As in other aspects of life, change is the rule in the world of wireless. Since 2010, those who use wireless microphones and similar audio tools have lost 198 MHz of UHF spectrum to public safety networks and broadband services for data-hungry smart phones--and the DTV television stations that once were spread among those frequencies are being packed into the remaining spectrum. In Dallas or Orlando, for example, only two 6 MHz bands remain open between 470–608 MHz. By the end of this year, 600-MHz broadband services will be fired up across the country, and using mics in those frequencies becomes illegal.
So how has the latest generation of wireless microphones evolved to do more with less? For more than a decade, leading wireless manufacturers have been developing technologies to provide reliable audio performance in an ever more crowded RF environment, and working with the FCC to raise their awareness of the role that wireless plays in public events, including worship services.
Innovations include new ways of detecting and avoiding interference, increasing the discrimination of wireless receivers and refining the transmission signal, widening the operating range so that the equipment can encounter and tune to clear frequencies nearly everywhere, exploring other frequency bands such as 1.9 and 2.4 GHz, taking advantage of digital transmission and DSP, and increasing spectral efficiency so that more channels can fit into the smaller swath of available frequencies. Also, RF planning software and hardware is available to help determine the layout of larger multi-channel systems.
Finding space
Most of the midrange and high-end wireless mic systems will operate over an extended bandwidth--with a typical minimum of 5-10 TV channels (30-60 MHz) and in some cases the entire 470-608 MHz legal band in the U.S. Within that spectrum, the receivers have the capability to scan the local RF environment for potentially interfering signals, then automatically suggest and set channels that avoid the interference. Some professional systems even provide backup frequencies that can be switched manually or automatically when a new source of interference arises, and can be networked to monitoring software for real-time access.

# List of tasks
A – Could you change "joystick" to "thumbstick" in the entries from the first line through the line containing "step-button[interactable]: ▶| [979, 63, 1015, 88]", inclusive, and give those lines back with nothing else altered?
B – What comes next in the article on how wireless microphones cope with shrinking spectrum? Continue it from its last sentence.

Dataset rows:
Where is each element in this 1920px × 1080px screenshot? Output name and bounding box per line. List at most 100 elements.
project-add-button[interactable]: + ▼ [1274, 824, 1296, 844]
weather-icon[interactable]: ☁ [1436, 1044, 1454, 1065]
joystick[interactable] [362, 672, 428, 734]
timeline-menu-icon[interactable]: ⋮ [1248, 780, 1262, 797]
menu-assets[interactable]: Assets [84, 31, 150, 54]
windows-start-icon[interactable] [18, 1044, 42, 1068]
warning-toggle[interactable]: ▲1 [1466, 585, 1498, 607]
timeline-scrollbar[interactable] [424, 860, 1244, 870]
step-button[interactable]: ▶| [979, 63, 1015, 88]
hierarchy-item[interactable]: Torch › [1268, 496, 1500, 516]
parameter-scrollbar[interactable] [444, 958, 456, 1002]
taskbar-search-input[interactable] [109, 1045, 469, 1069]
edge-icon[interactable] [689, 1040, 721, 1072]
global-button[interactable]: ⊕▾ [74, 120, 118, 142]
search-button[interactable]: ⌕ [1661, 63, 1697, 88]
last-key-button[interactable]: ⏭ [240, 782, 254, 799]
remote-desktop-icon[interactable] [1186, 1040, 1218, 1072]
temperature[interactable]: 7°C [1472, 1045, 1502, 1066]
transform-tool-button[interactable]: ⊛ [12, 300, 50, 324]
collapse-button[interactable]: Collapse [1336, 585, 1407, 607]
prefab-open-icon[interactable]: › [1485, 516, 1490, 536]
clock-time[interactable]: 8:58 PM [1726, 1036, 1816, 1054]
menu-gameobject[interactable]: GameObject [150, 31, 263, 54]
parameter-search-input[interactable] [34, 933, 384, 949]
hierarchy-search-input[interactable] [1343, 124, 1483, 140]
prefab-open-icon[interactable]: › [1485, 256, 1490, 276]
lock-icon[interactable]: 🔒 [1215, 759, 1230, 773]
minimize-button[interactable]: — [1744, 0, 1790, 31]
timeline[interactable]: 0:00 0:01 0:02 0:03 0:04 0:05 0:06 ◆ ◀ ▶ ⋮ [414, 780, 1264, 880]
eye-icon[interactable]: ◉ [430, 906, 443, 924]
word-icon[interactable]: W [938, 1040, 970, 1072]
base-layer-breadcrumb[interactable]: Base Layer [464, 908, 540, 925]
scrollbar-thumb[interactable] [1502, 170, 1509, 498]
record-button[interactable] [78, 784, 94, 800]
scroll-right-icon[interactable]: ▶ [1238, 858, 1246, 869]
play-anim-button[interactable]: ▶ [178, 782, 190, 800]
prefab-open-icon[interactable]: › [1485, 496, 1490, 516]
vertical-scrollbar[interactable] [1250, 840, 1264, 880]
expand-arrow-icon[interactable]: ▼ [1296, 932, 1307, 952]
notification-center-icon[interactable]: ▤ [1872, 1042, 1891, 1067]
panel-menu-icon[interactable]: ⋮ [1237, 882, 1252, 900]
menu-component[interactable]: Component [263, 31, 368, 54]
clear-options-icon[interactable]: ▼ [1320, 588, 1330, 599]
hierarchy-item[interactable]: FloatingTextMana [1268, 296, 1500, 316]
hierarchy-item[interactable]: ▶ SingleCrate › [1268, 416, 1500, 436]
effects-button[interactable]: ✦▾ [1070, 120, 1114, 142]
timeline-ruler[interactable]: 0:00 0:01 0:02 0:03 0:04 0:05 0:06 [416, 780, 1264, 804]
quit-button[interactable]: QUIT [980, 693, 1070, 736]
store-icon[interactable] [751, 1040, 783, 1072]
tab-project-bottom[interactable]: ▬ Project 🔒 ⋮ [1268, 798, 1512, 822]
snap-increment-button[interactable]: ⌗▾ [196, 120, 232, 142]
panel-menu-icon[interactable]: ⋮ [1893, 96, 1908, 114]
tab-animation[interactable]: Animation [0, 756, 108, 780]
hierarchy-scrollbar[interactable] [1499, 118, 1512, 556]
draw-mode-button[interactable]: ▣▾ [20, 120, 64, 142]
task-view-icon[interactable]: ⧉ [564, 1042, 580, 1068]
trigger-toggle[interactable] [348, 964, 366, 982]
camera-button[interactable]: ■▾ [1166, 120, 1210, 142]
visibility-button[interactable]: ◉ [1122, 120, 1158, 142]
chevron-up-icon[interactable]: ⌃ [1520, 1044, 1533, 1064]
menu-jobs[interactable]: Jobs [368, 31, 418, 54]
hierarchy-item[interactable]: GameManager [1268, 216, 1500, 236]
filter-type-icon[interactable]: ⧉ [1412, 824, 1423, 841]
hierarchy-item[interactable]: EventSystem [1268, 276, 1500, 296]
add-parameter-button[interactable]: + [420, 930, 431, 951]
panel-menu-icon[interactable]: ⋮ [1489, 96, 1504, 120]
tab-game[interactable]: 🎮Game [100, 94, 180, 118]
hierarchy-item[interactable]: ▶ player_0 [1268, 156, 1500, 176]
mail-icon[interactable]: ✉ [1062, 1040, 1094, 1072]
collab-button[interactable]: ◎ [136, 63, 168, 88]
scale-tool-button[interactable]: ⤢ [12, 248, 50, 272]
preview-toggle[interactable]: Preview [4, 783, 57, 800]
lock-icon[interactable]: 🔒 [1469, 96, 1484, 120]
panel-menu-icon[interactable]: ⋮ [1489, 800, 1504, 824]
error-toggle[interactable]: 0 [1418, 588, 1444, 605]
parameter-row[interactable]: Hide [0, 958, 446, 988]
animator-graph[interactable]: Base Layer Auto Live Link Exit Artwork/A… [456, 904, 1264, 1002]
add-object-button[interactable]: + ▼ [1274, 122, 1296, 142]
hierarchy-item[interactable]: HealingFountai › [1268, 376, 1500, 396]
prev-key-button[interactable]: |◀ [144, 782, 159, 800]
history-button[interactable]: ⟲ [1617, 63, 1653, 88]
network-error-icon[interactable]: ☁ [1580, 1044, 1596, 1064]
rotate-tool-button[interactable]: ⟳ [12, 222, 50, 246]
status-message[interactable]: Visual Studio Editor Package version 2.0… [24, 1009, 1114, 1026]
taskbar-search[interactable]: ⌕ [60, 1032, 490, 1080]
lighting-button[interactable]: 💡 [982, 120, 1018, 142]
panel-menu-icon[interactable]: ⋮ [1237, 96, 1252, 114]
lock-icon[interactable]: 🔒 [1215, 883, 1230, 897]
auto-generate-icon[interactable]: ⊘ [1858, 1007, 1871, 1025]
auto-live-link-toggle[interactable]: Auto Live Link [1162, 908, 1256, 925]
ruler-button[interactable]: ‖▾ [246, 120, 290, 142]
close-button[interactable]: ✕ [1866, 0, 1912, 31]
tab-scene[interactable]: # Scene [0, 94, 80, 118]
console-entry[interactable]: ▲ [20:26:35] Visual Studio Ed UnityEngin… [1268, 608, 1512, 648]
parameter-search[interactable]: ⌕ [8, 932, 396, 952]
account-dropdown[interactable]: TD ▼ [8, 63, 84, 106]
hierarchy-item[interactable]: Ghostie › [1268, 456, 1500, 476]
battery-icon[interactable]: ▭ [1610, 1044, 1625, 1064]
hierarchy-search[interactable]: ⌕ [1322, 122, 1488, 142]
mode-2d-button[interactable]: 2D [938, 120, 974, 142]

# Written answers
A –
Where is each element in this 1920px × 1080px screenshot? Output name and bounding box per line. List at most 100 elements.
project-add-button[interactable]: + ▼ [1274, 824, 1296, 844]
weather-icon[interactable]: ☁ [1436, 1044, 1454, 1065]
thumbstick[interactable] [362, 672, 428, 734]
timeline-menu-icon[interactable]: ⋮ [1248, 780, 1262, 797]
menu-assets[interactable]: Assets [84, 31, 150, 54]
windows-start-icon[interactable] [18, 1044, 42, 1068]
warning-toggle[interactable]: ▲1 [1466, 585, 1498, 607]
timeline-scrollbar[interactable] [424, 860, 1244, 870]
step-button[interactable]: ▶| [979, 63, 1015, 88]

B –
Digital or analog transmission
The past decade has brought digital transmission to the forefront, embracing the innovations from the computer and telecommunications industries and applying them to professional audio. Many of the newer systems use a digital rather than an analog FM (frequency-modulated) signal between the transmitter and receiver, though some still use FM transmission--a seasoned technology that can deliver fine sound quality and in some cases extended range.
The more predictable bandwidth of a digital audio transmission, combined with methods to minimize intermodulation among transmitted frequencies, allows more channels to be placed in a given amount of spectrum, compared to FM.
Since the wireless signal is replacing a physical cable, says Joe Ciaudelli of Sennheiser, “interference-free transmission is a must” when designing systems--and other considerations such as audio quality, bandwidth, and range are necessary, yet secondary, to basic reliability. The best of the contemporary wireless offerings have achieved transparent, full-bandwidth audio within that secure connection.
The more predictable bandwidth of a digital audio transmission, combined with methods to minimize intermodulation among transmitted frequencies, allows more channels to be placed in a given amount of spectrum, compared to FM. Analog systems use companding (compression and expansion) to prevent overmodulation of the wireless carrier signal--unneeded with digital. Digital audio is typically full-bandwidth and accurate. However, in higher-end analog wireless systems, the quality of the companding, including dual-band companding and other circuitry, also yields excellent audio.
Digital signals retain their same audio quality until the user is out of range, and then the audio drops out; analog transmissions can become a bit noisier at extreme distances, though in some cases analog signals have more range. Digital transmission does introduce latency, though typically less than 4 ms of delay, whereas analog signals have virtually no latency.
Alternate bands
In addition to the greatly reduced UHF band, wireless microphone systems are offered in the 900 MHz ISM band, 2.4 GHz WiFi and 1.9 GHz DECT bands, and the VHF band between 174-216 MHz. Shure, for example, offers its ULX-D professional digital system in both the VHF and 900 MHz bands, and other brands can also be found in that spectrum. Fewer simultaneous channels can be run in the WiFi or DECT bands vs. UHF, yet they’re quite useful when several wireless are all that is required, or when adding a few more channels.
As with any wireless spectrum, the microphone is potentially competing with other devices for those frequencies--and various methods have been developed to avoid interfering with them while still delivering several channels of clear audio. The DECT band was developed for cordless phones, and the WiFi band for data communication and Bluetooth, and the primary users of UHF and VHF spectrum are television stations. Your unlicensed wireless channels operate in the portions of that spectrum that are not otherwise in use in your area.
Seeking your level
Quite serviceable wireless microphones that will reliably provide a handful or two of high-quality audio channels are readily found for a few hundred dollars per channel. For critical productions requiring many channels operating flawlessly together, you may pay a couple thousand or more per channel. That being said, many of the key innovations in these premium systems have migrated to the mid-tier products.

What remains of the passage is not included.